Aufgabe 1:
Fassen Sie den Textauszug in zwei Sätzen zusammen.
Aufgabe 2:
Prüfen Sie anhand des Textauszugs, ob die folgenden Aussagen zutreffen, und belegen Sie jede Antwort mit einem wörtlichen Zitat: (a) Die Gäste kommen in zwei Stunden. (b) Der Junge trägt ein T-Shirt unter seinem Sweatshirt. (c) Der Biomarkt-Kunde hat nicht genügend Bargeld dabei.
Aufgabe 3:
Schreiben Sie aus dem Textauszug die Stelle zwischen "Hund und Katz, Noel" und "du alle Folgen." ab, beide Angaben eingeschlossen.

Textauszug:
Hund und Katz, Noel und Liam, Anwohner und Barbesucher: klar. Die hassen einander von Berufs wegen. Aber es gibt schönere, subtilere Feindschaften. Denen widmen wir die Serie "Alltagsduell". Hier findest du alle Folgen.
Es ist Samstag kurz vor fünf, der Biomarkt-Kunde eilt mit zwei Recycling-Tüten auf dem Arm durch den Ausgang des Supermarkts. Er hat alles – genügend Bargeld, Wochenendlaune, eine gut sitzende Frisur – nur eines hat er gerade überhaupt nicht: Zeit für Unvorhergesehenes. In zwei Stunden kommen die Gäste und der Wein muss noch kaltgestellt und das Gratin in den Backof... – "Schönen Guten Tach!", ruft ein Junge und tritt aus einem gelben Zeltpavillon in den Weg des Biomarkt-Kunden. "Sie haben doch bestimmt auch was gegen Folter / die Brandrodung des Regenwalds / den Massenmord an Orang Utans, oder?" Über seinem Sweatshirt trägt der Junge ein grellfarbiges T-Shirt, auf seinem Gesicht das gusseiserne Grinsen, wie es der Biomarkt-Kunde von den Aboverkäufern kennt, die er an der U-Bahn gelegentlich abwimmelt.

Angezeigte Informationen:
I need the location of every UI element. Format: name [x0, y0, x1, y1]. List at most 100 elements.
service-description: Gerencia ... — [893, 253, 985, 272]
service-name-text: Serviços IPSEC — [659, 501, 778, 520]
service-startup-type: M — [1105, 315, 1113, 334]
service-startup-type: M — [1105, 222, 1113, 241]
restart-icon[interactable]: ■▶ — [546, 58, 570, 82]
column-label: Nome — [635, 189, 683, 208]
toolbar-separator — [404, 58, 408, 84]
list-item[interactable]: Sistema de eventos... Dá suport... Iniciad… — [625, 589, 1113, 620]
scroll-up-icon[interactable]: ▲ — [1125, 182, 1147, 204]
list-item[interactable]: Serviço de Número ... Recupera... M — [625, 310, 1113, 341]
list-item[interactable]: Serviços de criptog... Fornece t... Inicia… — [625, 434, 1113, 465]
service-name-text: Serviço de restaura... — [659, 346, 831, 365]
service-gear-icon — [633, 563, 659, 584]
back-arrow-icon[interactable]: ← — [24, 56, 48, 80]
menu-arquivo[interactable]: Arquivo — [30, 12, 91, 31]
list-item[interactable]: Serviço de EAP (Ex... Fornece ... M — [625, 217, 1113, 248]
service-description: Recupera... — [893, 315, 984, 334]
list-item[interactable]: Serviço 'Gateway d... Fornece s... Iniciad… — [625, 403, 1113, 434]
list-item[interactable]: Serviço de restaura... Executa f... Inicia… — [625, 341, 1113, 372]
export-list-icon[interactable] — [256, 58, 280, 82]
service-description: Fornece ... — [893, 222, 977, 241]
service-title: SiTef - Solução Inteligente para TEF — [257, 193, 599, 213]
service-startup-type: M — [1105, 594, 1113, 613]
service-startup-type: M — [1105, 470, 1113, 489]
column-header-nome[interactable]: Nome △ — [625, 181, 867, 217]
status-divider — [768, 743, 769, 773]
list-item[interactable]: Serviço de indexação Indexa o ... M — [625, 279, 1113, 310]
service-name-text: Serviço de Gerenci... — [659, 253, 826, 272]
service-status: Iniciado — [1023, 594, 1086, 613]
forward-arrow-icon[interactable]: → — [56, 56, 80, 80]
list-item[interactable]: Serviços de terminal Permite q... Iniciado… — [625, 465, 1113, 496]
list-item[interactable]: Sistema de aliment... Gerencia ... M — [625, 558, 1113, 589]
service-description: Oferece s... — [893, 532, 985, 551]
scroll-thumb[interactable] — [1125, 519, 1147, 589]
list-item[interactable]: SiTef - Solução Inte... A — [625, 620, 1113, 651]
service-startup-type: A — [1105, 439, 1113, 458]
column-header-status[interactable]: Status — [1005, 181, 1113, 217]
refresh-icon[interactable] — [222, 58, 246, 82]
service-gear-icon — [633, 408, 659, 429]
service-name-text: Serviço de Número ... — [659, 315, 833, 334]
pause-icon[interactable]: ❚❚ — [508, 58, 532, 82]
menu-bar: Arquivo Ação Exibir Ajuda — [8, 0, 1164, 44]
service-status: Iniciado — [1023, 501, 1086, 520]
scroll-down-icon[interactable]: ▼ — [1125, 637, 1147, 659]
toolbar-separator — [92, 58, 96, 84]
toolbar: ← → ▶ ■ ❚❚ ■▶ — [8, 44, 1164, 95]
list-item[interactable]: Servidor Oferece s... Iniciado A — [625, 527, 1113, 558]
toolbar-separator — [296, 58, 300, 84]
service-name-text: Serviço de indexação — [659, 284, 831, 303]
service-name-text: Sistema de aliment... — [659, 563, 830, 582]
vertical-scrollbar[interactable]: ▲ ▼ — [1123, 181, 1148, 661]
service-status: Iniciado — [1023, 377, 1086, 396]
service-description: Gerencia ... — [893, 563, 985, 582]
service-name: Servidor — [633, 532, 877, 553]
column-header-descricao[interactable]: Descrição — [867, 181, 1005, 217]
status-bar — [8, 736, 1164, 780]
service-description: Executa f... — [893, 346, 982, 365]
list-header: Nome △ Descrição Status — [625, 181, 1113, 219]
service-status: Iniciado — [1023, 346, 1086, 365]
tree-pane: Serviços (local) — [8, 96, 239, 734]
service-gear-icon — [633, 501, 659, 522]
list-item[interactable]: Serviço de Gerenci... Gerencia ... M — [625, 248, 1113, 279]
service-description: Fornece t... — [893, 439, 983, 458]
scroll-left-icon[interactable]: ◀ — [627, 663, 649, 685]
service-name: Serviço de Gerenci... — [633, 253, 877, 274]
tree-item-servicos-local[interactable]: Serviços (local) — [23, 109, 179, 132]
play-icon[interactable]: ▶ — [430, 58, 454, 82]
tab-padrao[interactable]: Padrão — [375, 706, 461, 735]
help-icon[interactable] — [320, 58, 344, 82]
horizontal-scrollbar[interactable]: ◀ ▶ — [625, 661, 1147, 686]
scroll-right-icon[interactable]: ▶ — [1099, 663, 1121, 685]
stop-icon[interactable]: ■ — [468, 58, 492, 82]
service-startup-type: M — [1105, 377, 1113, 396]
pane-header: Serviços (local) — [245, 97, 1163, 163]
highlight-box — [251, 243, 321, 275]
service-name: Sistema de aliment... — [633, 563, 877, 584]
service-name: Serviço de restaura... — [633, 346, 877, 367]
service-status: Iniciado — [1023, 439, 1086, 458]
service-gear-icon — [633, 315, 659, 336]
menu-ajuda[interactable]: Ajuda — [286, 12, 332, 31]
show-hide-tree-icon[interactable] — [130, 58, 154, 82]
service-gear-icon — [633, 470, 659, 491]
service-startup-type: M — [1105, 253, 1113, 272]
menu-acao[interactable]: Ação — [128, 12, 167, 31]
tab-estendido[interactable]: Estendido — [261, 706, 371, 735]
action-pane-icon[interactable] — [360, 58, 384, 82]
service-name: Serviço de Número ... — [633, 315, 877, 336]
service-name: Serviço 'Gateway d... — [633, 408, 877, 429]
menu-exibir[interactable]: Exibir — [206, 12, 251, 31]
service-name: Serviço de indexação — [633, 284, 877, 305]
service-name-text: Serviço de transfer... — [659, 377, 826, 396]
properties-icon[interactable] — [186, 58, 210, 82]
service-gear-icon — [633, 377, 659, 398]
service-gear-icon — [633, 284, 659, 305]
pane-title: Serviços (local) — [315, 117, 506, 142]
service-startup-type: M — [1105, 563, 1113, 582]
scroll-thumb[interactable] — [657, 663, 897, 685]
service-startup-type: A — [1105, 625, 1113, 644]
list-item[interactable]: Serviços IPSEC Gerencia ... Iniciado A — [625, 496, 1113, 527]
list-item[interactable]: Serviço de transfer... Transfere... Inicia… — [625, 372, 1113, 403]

Lösung 1:
Der Textauszug stellt die Serie "Alltagsduell" vor, die subtileren Feindschaften gewidmet ist. Anschließend wird geschildert, wie ein Biomarkt-Kunde, der am Samstag kurz vor fünf mit zwei Recycling-Tüten aus dem Supermarkt eilt und keine Zeit für Unvorhergesehenes hat, von einem Jungen aus einem gelben Zeltpavillon angesprochen wird.

Lösung 2:
(a) Ja: "In zwei Stunden kommen die Gäste"
(b) Nein: "Über seinem Sweatshirt trägt der Junge ein grellfarbiges T-Shirt"
(c) Nein: "Er hat alles – genügend Bargeld, Wochenendlaune, eine gut sitzende Frisur"

Lösung 3:
Hund und Katz, Noel und Liam, Anwohner und Barbesucher: klar. Die hassen einander von Berufs wegen. Aber es gibt schönere, subtilere Feindschaften. Denen widmen wir die Serie "Alltagsduell". Hier findest du alle Folgen.